> **Your task**
Write out the records word for word, with no pictures.

..............................

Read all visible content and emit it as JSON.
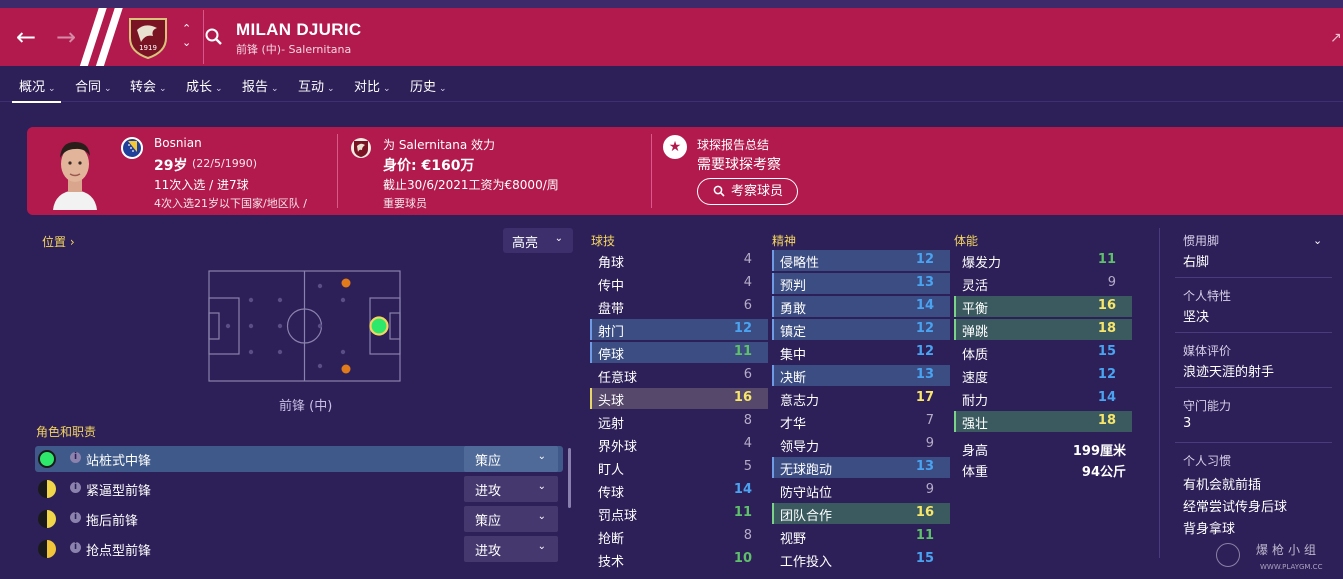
{
  "header": {
    "player_name": "MILAN DJURIC",
    "player_sub": "前锋 (中)- Salernitana",
    "crest_year": "1919",
    "icons": [
      "back-arrow-icon",
      "forward-arrow-icon",
      "club-crest-icon",
      "up-down-icon",
      "search-icon",
      "edit-icon"
    ]
  },
  "tabs": [
    {
      "label": "概况",
      "active": true
    },
    {
      "label": "合同"
    },
    {
      "label": "转会"
    },
    {
      "label": "成长"
    },
    {
      "label": "报告"
    },
    {
      "label": "互动"
    },
    {
      "label": "对比"
    },
    {
      "label": "历史"
    }
  ],
  "info": {
    "nationality": "Bosnian",
    "age": "29岁",
    "dob": "(22/5/1990)",
    "caps": "11次入选 / 进7球",
    "youth_caps": "4次入选21岁以下国家/地区队 /",
    "club_line": "为 Salernitana 效力",
    "value": "身价: €160万",
    "contract": "截止30/6/2021工资为€8000/周",
    "status": "重要球员",
    "scout_title": "球探报告总结",
    "scout_needed": "需要球探考察",
    "scout_button": "考察球员"
  },
  "left": {
    "position_label": "位置",
    "highlight": "高亮",
    "position_text": "前锋 (中)",
    "roles_label": "角色和职责",
    "roles": [
      {
        "name": "站桩式中锋",
        "duty": "策应",
        "dot_color": "#2ee86b"
      },
      {
        "name": "紧逼型前锋",
        "duty": "进攻",
        "dot_color": "#f1d64a"
      },
      {
        "name": "拖后前锋",
        "duty": "策应",
        "dot_color": "#f1d64a"
      },
      {
        "name": "抢点型前锋",
        "duty": "进攻",
        "dot_color": "#f1c43a"
      }
    ]
  },
  "attributes": {
    "technical_label": "球技",
    "mental_label": "精神",
    "physical_label": "体能",
    "technical": [
      {
        "name": "角球",
        "value": "4",
        "color": "grey"
      },
      {
        "name": "传中",
        "value": "4",
        "color": "grey"
      },
      {
        "name": "盘带",
        "value": "6",
        "color": "grey"
      },
      {
        "name": "射门",
        "value": "12",
        "color": "blue",
        "hl": "sel"
      },
      {
        "name": "停球",
        "value": "11",
        "color": "green",
        "hl": "sel"
      },
      {
        "name": "任意球",
        "value": "6",
        "color": "grey"
      },
      {
        "name": "头球",
        "value": "16",
        "color": "yellow",
        "hl": "sel-y"
      },
      {
        "name": "远射",
        "value": "8",
        "color": "grey"
      },
      {
        "name": "界外球",
        "value": "4",
        "color": "grey"
      },
      {
        "name": "盯人",
        "value": "5",
        "color": "grey"
      },
      {
        "name": "传球",
        "value": "14",
        "color": "blue"
      },
      {
        "name": "罚点球",
        "value": "11",
        "color": "green"
      },
      {
        "name": "抢断",
        "value": "8",
        "color": "grey"
      },
      {
        "name": "技术",
        "value": "10",
        "color": "green"
      }
    ],
    "mental": [
      {
        "name": "侵略性",
        "value": "12",
        "color": "blue",
        "hl": "sel"
      },
      {
        "name": "预判",
        "value": "13",
        "color": "blue",
        "hl": "sel"
      },
      {
        "name": "勇敢",
        "value": "14",
        "color": "blue",
        "hl": "sel"
      },
      {
        "name": "镇定",
        "value": "12",
        "color": "blue",
        "hl": "sel"
      },
      {
        "name": "集中",
        "value": "12",
        "color": "blue"
      },
      {
        "name": "决断",
        "value": "13",
        "color": "blue",
        "hl": "sel"
      },
      {
        "name": "意志力",
        "value": "17",
        "color": "yellow"
      },
      {
        "name": "才华",
        "value": "7",
        "color": "grey"
      },
      {
        "name": "领导力",
        "value": "9",
        "color": "grey"
      },
      {
        "name": "无球跑动",
        "value": "13",
        "color": "blue",
        "hl": "sel"
      },
      {
        "name": "防守站位",
        "value": "9",
        "color": "grey"
      },
      {
        "name": "团队合作",
        "value": "16",
        "color": "yellow",
        "hl": "sel-g"
      },
      {
        "name": "视野",
        "value": "11",
        "color": "green"
      },
      {
        "name": "工作投入",
        "value": "15",
        "color": "blue"
      }
    ],
    "physical": [
      {
        "name": "爆发力",
        "value": "11",
        "color": "green"
      },
      {
        "name": "灵活",
        "value": "9",
        "color": "grey"
      },
      {
        "name": "平衡",
        "value": "16",
        "color": "yellow",
        "hl": "sel-g"
      },
      {
        "name": "弹跳",
        "value": "18",
        "color": "yellow",
        "hl": "sel-g"
      },
      {
        "name": "体质",
        "value": "15",
        "color": "blue"
      },
      {
        "name": "速度",
        "value": "12",
        "color": "blue"
      },
      {
        "name": "耐力",
        "value": "14",
        "color": "blue"
      },
      {
        "name": "强壮",
        "value": "18",
        "color": "yellow",
        "hl": "sel-g"
      }
    ],
    "height_label": "身高",
    "height_value": "199厘米",
    "weight_label": "体重",
    "weight_value": "94公斤"
  },
  "right": {
    "foot_label": "惯用脚",
    "foot_value": "右脚",
    "trait_label": "个人特性",
    "trait_value": "坚决",
    "media_label": "媒体评价",
    "media_value": "浪迹天涯的射手",
    "gk_label": "守门能力",
    "gk_value": "3",
    "habits_label": "个人习惯",
    "habits": [
      "有机会就前插",
      "经常尝试传身后球",
      "背身拿球"
    ]
  },
  "watermark": {
    "text": "爆枪小组",
    "sub": "WWW.PLAYGM.CC"
  }
}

..............................

> **The result**
Read all visible content and emit it as JSON.
{
  "header": {
    "player_name": "MILAN DJURIC",
    "player_sub": "前锋 (中)- Salernitana",
    "crest_year": "1919",
    "icons": [
      "back-arrow-icon",
      "forward-arrow-icon",
      "club-crest-icon",
      "up-down-icon",
      "search-icon",
      "edit-icon"
    ]
  },
  "tabs": [
    {
      "label": "概况",
      "active": true
    },
    {
      "label": "合同"
    },
    {
      "label": "转会"
    },
    {
      "label": "成长"
    },
    {
      "label": "报告"
    },
    {
      "label": "互动"
    },
    {
      "label": "对比"
    },
    {
      "label": "历史"
    }
  ],
  "info": {
    "nationality": "Bosnian",
    "age": "29岁",
    "dob": "(22/5/1990)",
    "caps": "11次入选 / 进7球",
    "youth_caps": "4次入选21岁以下国家/地区队 /",
    "club_line": "为 Salernitana 效力",
    "value": "身价: €160万",
    "contract": "截止30/6/2021工资为€8000/周",
    "status": "重要球员",
    "scout_title": "球探报告总结",
    "scout_needed": "需要球探考察",
    "scout_button": "考察球员"
  },
  "left": {
    "position_label": "位置",
    "highlight": "高亮",
    "position_text": "前锋 (中)",
    "roles_label": "角色和职责",
    "roles": [
      {
        "name": "站桩式中锋",
        "duty": "策应",
        "dot_color": "#2ee86b"
      },
      {
        "name": "紧逼型前锋",
        "duty": "进攻",
        "dot_color": "#f1d64a"
      },
      {
        "name": "拖后前锋",
        "duty": "策应",
        "dot_color": "#f1d64a"
      },
      {
        "name": "抢点型前锋",
        "duty": "进攻",
        "dot_color": "#f1c43a"
      }
    ]
  },
  "attributes": {
    "technical_label": "球技",
    "mental_label": "精神",
    "physical_label": "体能",
    "technical": [
      {
        "name": "角球",
        "value": "4",
        "color": "grey"
      },
      {
        "name": "传中",
        "value": "4",
        "color": "grey"
      },
      {
        "name": "盘带",
        "value": "6",
        "color": "grey"
      },
      {
        "name": "射门",
        "value": "12",
        "color": "blue",
        "hl": "sel"
      },
      {
        "name": "停球",
        "value": "11",
        "color": "green",
        "hl": "sel"
      },
      {
        "name": "任意球",
        "value": "6",
        "color": "grey"
      },
      {
        "name": "头球",
        "value": "16",
        "color": "yellow",
        "hl": "sel-y"
      },
      {
        "name": "远射",
        "value": "8",
        "color": "grey"
      },
      {
        "name": "界外球",
        "value": "4",
        "color": "grey"
      },
      {
        "name": "盯人",
        "value": "5",
        "color": "grey"
      },
      {
        "name": "传球",
        "value": "14",
        "color": "blue"
      },
      {
        "name": "罚点球",
        "value": "11",
        "color": "green"
      },
      {
        "name": "抢断",
        "value": "8",
        "color": "grey"
      },
      {
        "name": "技术",
        "value": "10",
        "color": "green"
      }
    ],
    "mental": [
      {
        "name": "侵略性",
        "value": "12",
        "color": "blue",
        "hl": "sel"
      },
      {
        "name": "预判",
        "value": "13",
        "color": "blue",
        "hl": "sel"
      },
      {
        "name": "勇敢",
        "value": "14",
        "color": "blue",
        "hl": "sel"
      },
      {
        "name": "镇定",
        "value": "12",
        "color": "blue",
        "hl": "sel"
      },
      {
        "name": "集中",
        "value": "12",
        "color": "blue"
      },
      {
        "name": "决断",
        "value": "13",
        "color": "blue",
        "hl": "sel"
      },
      {
        "name": "意志力",
        "value": "17",
        "color": "yellow"
      },
      {
        "name": "才华",
        "value": "7",
        "color": "grey"
      },
      {
        "name": "领导力",
        "value": "9",
        "color": "grey"
      },
      {
        "name": "无球跑动",
        "value": "13",
        "color": "blue",
        "hl": "sel"
      },
      {
        "name": "防守站位",
        "value": "9",
        "color": "grey"
      },
      {
        "name": "团队合作",
        "value": "16",
        "color": "yellow",
        "hl": "sel-g"
      },
      {
        "name": "视野",
        "value": "11",
        "color": "green"
      },
      {
        "name": "工作投入",
        "value": "15",
        "color": "blue"
      }
    ],
    "physical": [
      {
        "name": "爆发力",
        "value": "11",
        "color": "green"
      },
      {
        "name": "灵活",
        "value": "9",
        "color": "grey"
      },
      {
        "name": "平衡",
        "value": "16",
        "color": "yellow",
        "hl": "sel-g"
      },
      {
        "name": "弹跳",
        "value": "18",
        "color": "yellow",
        "hl": "sel-g"
      },
      {
        "name": "体质",
        "value": "15",
        "color": "blue"
      },
      {
        "name": "速度",
        "value": "12",
        "color": "blue"
      },
      {
        "name": "耐力",
        "value": "14",
        "color": "blue"
      },
      {
        "name": "强壮",
        "value": "18",
        "color": "yellow",
        "hl": "sel-g"
      }
    ],
    "height_label": "身高",
    "height_value": "199厘米",
    "weight_label": "体重",
    "weight_value": "94公斤"
  },
  "right": {
    "foot_label": "惯用脚",
    "foot_value": "右脚",
    "trait_label": "个人特性",
    "trait_value": "坚决",
    "media_label": "媒体评价",
    "media_value": "浪迹天涯的射手",
    "gk_label": "守门能力",
    "gk_value": "3",
    "habits_label": "个人习惯",
    "habits": [
      "有机会就前插",
      "经常尝试传身后球",
      "背身拿球"
    ]
  },
  "watermark": {
    "text": "爆枪小组",
    "sub": "WWW.PLAYGM.CC"
  }
}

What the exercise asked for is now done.